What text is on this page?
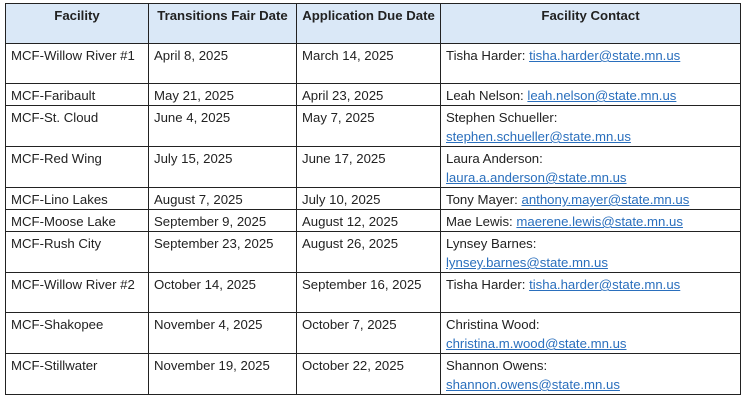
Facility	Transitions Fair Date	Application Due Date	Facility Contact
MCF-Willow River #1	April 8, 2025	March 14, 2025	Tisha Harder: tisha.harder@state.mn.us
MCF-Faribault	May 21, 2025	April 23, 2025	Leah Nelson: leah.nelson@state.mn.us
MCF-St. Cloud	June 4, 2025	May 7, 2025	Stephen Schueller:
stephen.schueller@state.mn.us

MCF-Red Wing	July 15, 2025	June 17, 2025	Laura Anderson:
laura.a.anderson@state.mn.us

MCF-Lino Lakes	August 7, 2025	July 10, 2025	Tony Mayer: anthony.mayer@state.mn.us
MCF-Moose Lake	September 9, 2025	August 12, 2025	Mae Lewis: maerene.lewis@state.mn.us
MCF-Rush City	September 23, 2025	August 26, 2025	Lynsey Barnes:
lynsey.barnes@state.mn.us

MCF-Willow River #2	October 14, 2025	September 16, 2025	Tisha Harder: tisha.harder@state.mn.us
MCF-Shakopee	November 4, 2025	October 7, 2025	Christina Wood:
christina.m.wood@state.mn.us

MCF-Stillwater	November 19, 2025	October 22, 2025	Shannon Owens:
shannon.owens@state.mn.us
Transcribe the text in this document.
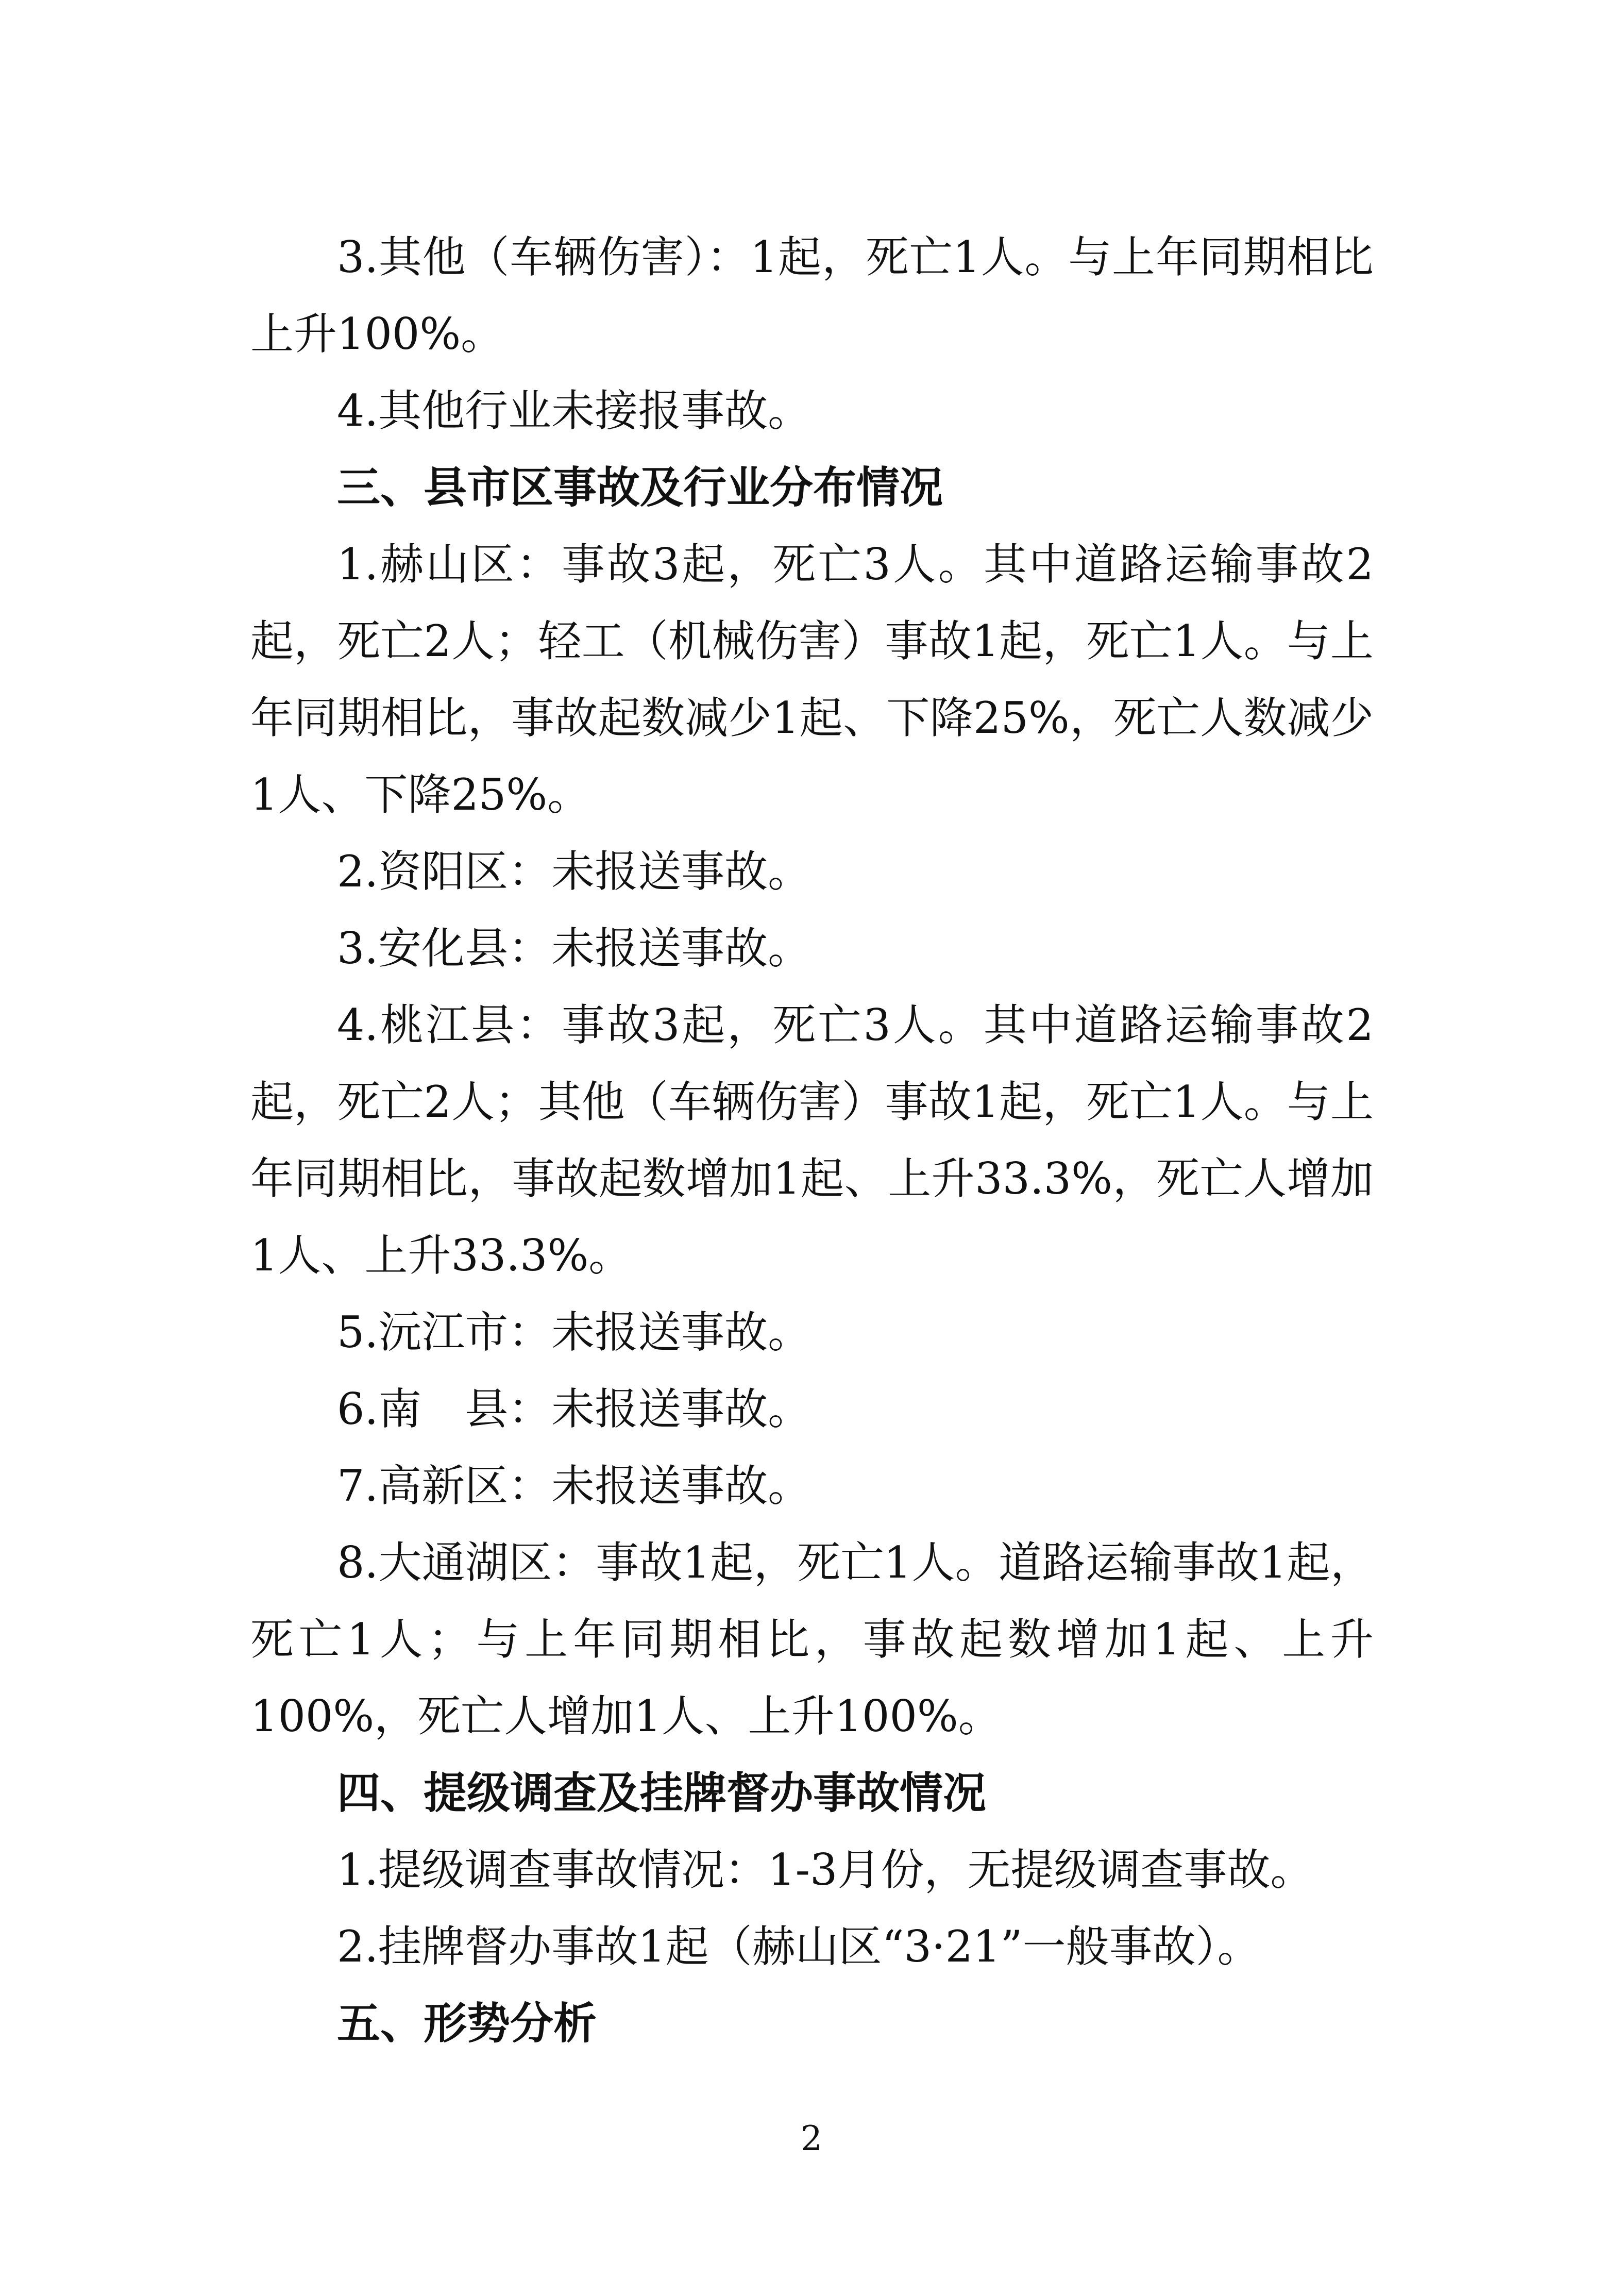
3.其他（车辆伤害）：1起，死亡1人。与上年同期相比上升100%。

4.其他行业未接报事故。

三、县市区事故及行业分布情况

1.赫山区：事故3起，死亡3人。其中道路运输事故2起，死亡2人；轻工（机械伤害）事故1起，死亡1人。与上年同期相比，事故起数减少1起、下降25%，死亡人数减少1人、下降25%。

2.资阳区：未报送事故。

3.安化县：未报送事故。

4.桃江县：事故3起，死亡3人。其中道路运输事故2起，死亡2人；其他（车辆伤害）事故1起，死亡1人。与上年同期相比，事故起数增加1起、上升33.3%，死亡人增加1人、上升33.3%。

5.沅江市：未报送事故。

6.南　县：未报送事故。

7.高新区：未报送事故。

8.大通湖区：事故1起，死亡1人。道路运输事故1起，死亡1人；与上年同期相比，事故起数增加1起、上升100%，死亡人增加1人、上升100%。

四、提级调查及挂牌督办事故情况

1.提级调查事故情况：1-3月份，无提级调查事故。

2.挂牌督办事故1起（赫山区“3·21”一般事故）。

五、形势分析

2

▶ [Job]: Read through the entries and copy each line in which "June" appears.

▶ [Exercise result]:
MCF-St. Cloud	June 4, 2025	May 7, 2025	Stephen Schueller:
MCF-Red Wing	July 15, 2025	June 17, 2025	Laura Anderson:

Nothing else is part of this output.